++++ Information given ++++

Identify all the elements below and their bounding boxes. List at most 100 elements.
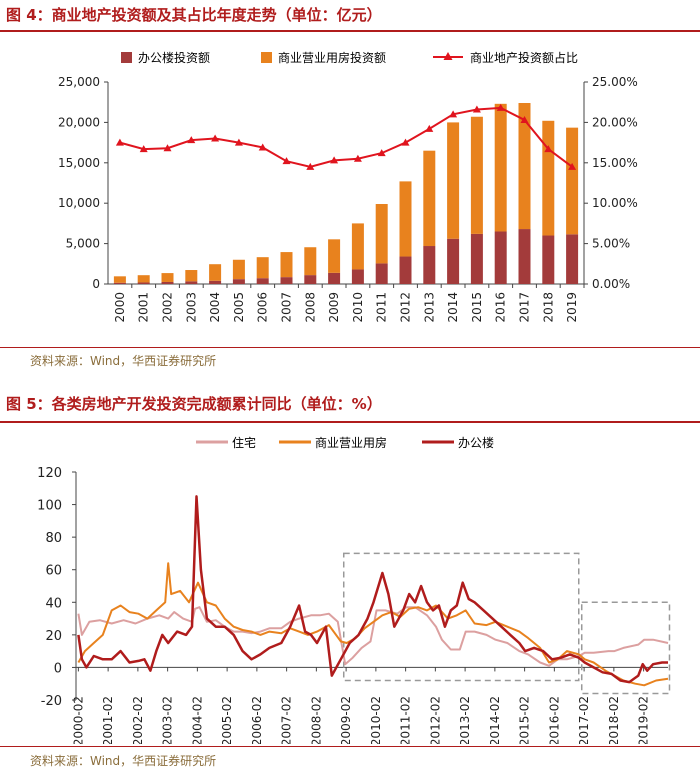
fig5-x-tick-label: 2006-02 [250,696,264,744]
fig5-x-tick-label: 2017-02 [577,696,591,744]
bar-commercial [328,239,341,273]
share-point [425,124,434,132]
fig4-left-tick-label: 10,000 [58,196,100,210]
fig5-y-tick-label: 100 [37,499,62,514]
fig4-x-tick-label: 2009 [327,292,341,323]
fig5-x-tick-label: 2018-02 [607,696,621,744]
fig5-x-tick-label: 2015-02 [518,696,532,744]
bar-commercial [518,103,531,230]
share-point [377,149,386,157]
fig4-right-tick-label: 25.00% [592,75,638,89]
bar-commercial [185,270,198,282]
fig5-x-tick-label: 2014-02 [488,696,502,744]
bar-office [113,282,126,284]
bar-commercial [137,275,150,283]
legend-residential-label: 住宅 [232,435,256,450]
fig5-x-tick-label: 2019-02 [637,696,651,744]
fig4-x-tick-label: 2011 [375,292,389,323]
fig4-x-tick-label: 2005 [232,292,246,323]
bar-office [542,235,555,284]
bar-commercial [351,223,364,270]
share-point [211,134,220,142]
bar-commercial [113,276,126,283]
bar-office [256,278,269,284]
fig5-y-tick-label: 120 [37,466,62,481]
line-office [77,495,668,684]
legend-commercial-label: 商业营业用房投资额 [278,50,386,65]
fig4-x-tick-label: 2018 [541,292,555,323]
legend-office-label: 办公楼投资额 [138,50,210,65]
share-point [258,143,267,151]
fig5-y-tick-label: 60 [45,564,62,579]
fig5-y-tick-label: 40 [45,596,62,611]
fig5-x-tick-label: 2010-02 [369,696,383,744]
legend-commercial-label: 商业营业用房 [315,435,387,450]
fig4-x-tick-label: 2014 [446,292,460,323]
fig4-axes: 0 5,000 10,000 15,000 20,000 25,000 0.00% 5.00%… [58,75,638,323]
highlight-box [580,601,671,695]
bar-commercial [161,273,174,282]
share-point [187,136,196,144]
fig5-x-tick-label: 2000-02 [71,696,85,744]
fig4-legend: 办公楼投资额 商业营业用房投资额 商业地产投资额占比 [121,50,578,65]
fig4-left-tick-label: 5,000 [66,237,100,251]
fig5-y-tick-label: 20 [45,629,62,644]
fig4-right-tick-label: 0.00% [592,277,630,291]
fig5-x-tick-label: 2016-02 [547,696,561,744]
bar-commercial [566,127,579,235]
legend-office-label: 办公楼 [458,435,494,450]
fig4-right-tick-label: 10.00% [592,196,638,210]
fig5-x-tick-label: 2001-02 [101,696,115,744]
fig4-right-tick-label: 20.00% [592,115,638,129]
fig4-left-tick-label: 0 [92,277,100,291]
fig5-x-tick-label: 2004-02 [190,696,204,744]
bar-office [304,275,317,284]
fig4-x-tick-label: 2015 [470,292,484,323]
fig5-y-tick-label: -20 [41,694,62,709]
share-point [163,144,172,152]
bar-office [280,277,293,284]
share-point [520,115,529,123]
line-residential [77,606,669,667]
share-line-path [119,106,573,168]
fig4-source: 资料来源：Wind，华西证券研究所 [30,354,217,368]
fig5-lines [77,495,669,687]
fig5-x-tick-label: 2005-02 [220,696,234,744]
bar-commercial [423,150,436,247]
fig4-x-tick-label: 2001 [137,292,151,323]
bar-office [232,279,245,284]
fig4-x-tick-label: 2002 [161,292,175,323]
share-point [496,103,505,111]
fig4-x-tick-label: 2003 [184,292,198,323]
fig5-x-tick-label: 2002-02 [131,696,145,744]
bar-office [423,246,436,284]
fig5-legend: 住宅 商业营业用房 办公楼 [196,435,494,450]
fig5-x-tick-label: 2013-02 [458,696,472,744]
bar-commercial [280,252,293,278]
bar-commercial [209,264,222,281]
share-point [139,145,148,153]
share-point [306,162,315,170]
bar-office [185,281,198,284]
fig4-left-tick-label: 15,000 [58,156,100,170]
fig4-left-tick-label: 25,000 [58,75,100,89]
fig5-x-tick-label: 2003-02 [161,696,175,744]
bar-office [209,280,222,284]
fig4-x-tick-label: 2008 [303,292,317,323]
fig5-chart: 住宅 商业营业用房 办公楼 -20 0 20 40 60 80 100 120 2000-02 2… [37,435,671,744]
fig4-x-tick-label: 2019 [565,292,579,323]
fig5-source: 资料来源：Wind，华西证券研究所 [30,754,217,768]
bar-commercial [304,247,317,276]
fig5-x-tick-label: 2009-02 [339,696,353,744]
bar-office [137,282,150,284]
fig4-left-tick-label: 20,000 [58,115,100,129]
bar-office [447,238,460,284]
fig5-x-tick-label: 2007-02 [280,696,294,744]
share-point [282,157,291,165]
fig4-x-tick-label: 2006 [256,292,270,323]
fig4-x-tick-label: 2013 [422,292,436,323]
legend-share-marker [443,52,453,60]
fig4-right-tick-label: 5.00% [592,237,630,251]
bar-office [566,234,579,284]
bar-office [470,233,483,284]
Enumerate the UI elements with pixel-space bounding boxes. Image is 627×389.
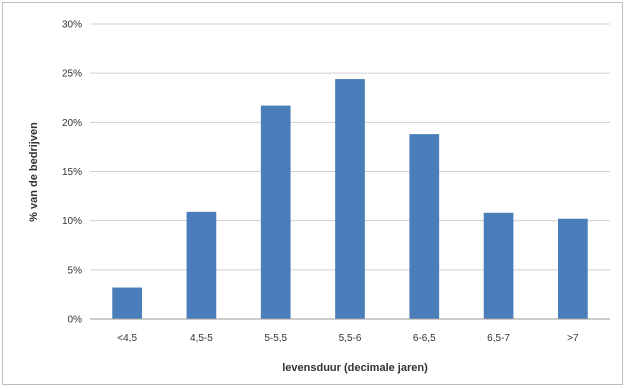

++++

Please reproduce the lines from the one with "fig5-x-tick-label: 2006-02 [250,696,264,744]" through the one with "bar-office [256,278,269,284]", swapping "bar-commercial" for "bar-retail" and leaving everything else unchanged.

● **Full response**:
fig5-x-tick-label: 2006-02 [250,696,264,744]
fig5-x-tick-label: 2017-02 [577,696,591,744]
bar-retail [328,239,341,273]
share-point [425,124,434,132]
fig4-left-tick-label: 10,000 [58,196,100,210]
fig5-y-tick-label: 100 [37,499,62,514]
fig4-x-tick-label: 2009 [327,292,341,323]
fig5-x-tick-label: 2018-02 [607,696,621,744]
fig5-x-tick-label: 2015-02 [518,696,532,744]
bar-retail [518,103,531,230]
share-point [377,149,386,157]
fig4-right-tick-label: 25.00% [592,75,638,89]
bar-retail [185,270,198,282]
fig5-x-tick-label: 2014-02 [488,696,502,744]
bar-office [113,282,126,284]
bar-retail [137,275,150,283]
legend-residential-label: 住宅 [232,435,256,450]
fig5-x-tick-label: 2019-02 [637,696,651,744]
fig4-x-tick-label: 2011 [375,292,389,323]
fig4-x-tick-label: 2005 [232,292,246,323]
bar-office [542,235,555,284]
bar-retail [351,223,364,270]
share-point [211,134,220,142]
bar-retail [113,276,126,283]
bar-office [256,278,269,284]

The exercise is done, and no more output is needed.